## Tasks and exercises
1/ Retype the machine-failure walkthrough from "machine_id = df_model3.machineID.unique()[0]" up to and including "with Failure Records')".
2/ In the machine-failure walkthrough, rewrite the paragraph beginning "We can see that there are four different types of machines" more briefly.

## Supplied passage
☆ ☆ ☆
We can see that there are four different types of machines. In this experiment, let’s use model3 machine which has the largest amount of data.

df_combined.model.value_counts()

model3    306635
model4    280352
model2    148937
model1    140176
Name: model, dtype: int64

df_model3 = df_combined[df_combined.model=='model3']
df_model3.shape

(306635, 8)

We can see that there are three different types of failures (comp1, comp2, comp4) in model3 machines.

df_model3_failures = df_failures[df_failures.machineID.isin(df_model3.machineID.unique())]
df_model3_failures.shape

(221, 3)

df_model3_failures.failure.value_counts()

comp2    89
comp1    68
comp4    64
Name: failure, dtype: int64

Now, let’s draw a time series plot of one machine to understand the characteristics of dataset in details.

machine_id = df_model3.machineID.unique()[0]
df_one = df_model3[df_model3.machineID == machine_id]
df_one.shape

(8761, 8)

sensors = ['volt', 'rotate', 'pressure', 'vibration']
fig = px.line(df_one, x=df_one.datetime, y=sensors,
              title=f'Timeseries Plot of machine-{machine_id} with Failure Records')
☆ ☆ ☆
## Records supplied
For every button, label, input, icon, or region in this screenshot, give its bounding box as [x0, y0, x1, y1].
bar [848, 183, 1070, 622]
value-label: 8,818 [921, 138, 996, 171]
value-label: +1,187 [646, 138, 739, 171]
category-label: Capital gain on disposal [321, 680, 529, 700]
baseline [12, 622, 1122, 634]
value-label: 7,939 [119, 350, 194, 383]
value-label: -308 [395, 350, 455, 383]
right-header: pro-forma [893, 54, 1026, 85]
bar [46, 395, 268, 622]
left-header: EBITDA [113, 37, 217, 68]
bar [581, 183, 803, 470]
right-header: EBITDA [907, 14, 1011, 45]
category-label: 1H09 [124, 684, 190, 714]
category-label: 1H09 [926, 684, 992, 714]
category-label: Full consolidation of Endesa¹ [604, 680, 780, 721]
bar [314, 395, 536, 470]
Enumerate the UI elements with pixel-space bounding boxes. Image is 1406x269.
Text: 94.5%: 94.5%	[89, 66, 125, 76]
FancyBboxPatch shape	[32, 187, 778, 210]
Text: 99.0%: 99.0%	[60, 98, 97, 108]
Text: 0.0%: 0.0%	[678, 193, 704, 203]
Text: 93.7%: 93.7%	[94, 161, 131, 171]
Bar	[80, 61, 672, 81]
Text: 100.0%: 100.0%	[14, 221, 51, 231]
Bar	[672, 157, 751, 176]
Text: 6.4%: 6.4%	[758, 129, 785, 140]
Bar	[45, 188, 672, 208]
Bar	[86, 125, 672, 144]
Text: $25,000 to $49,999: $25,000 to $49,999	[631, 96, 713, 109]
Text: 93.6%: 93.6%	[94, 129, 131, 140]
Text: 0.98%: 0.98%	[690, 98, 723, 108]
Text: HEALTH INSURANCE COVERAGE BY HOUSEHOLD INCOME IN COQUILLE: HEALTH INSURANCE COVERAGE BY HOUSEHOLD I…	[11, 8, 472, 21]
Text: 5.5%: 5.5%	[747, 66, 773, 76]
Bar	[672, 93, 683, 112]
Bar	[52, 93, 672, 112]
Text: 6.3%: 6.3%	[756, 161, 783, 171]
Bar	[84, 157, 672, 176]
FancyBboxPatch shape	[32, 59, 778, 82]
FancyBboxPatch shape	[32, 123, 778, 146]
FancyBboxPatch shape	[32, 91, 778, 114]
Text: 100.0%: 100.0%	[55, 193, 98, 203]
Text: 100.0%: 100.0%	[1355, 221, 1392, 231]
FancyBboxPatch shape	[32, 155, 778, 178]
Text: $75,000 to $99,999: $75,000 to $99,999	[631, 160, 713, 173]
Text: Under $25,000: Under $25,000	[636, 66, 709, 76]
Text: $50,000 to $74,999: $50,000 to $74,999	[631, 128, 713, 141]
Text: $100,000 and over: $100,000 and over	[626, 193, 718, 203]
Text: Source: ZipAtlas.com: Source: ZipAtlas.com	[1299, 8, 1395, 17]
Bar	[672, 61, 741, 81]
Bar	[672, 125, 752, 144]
☆ ☆ ☆
## The solutions
1/
machine_id = df_model3.machineID.unique()[0]
df_one = df_model3[df_model3.machineID == machine_id]
df_one.shape

(8761, 8)

sensors = ['volt', 'rotate', 'pressure', 'vibration']
fig = px.line(df_one, x=df_one.datetime, y=sensors,
              title=f'Timeseries Plot of machine-{machine_id} with Failure Records')

2/ There are four machine types, and the experiment uses model3 because it has the most data.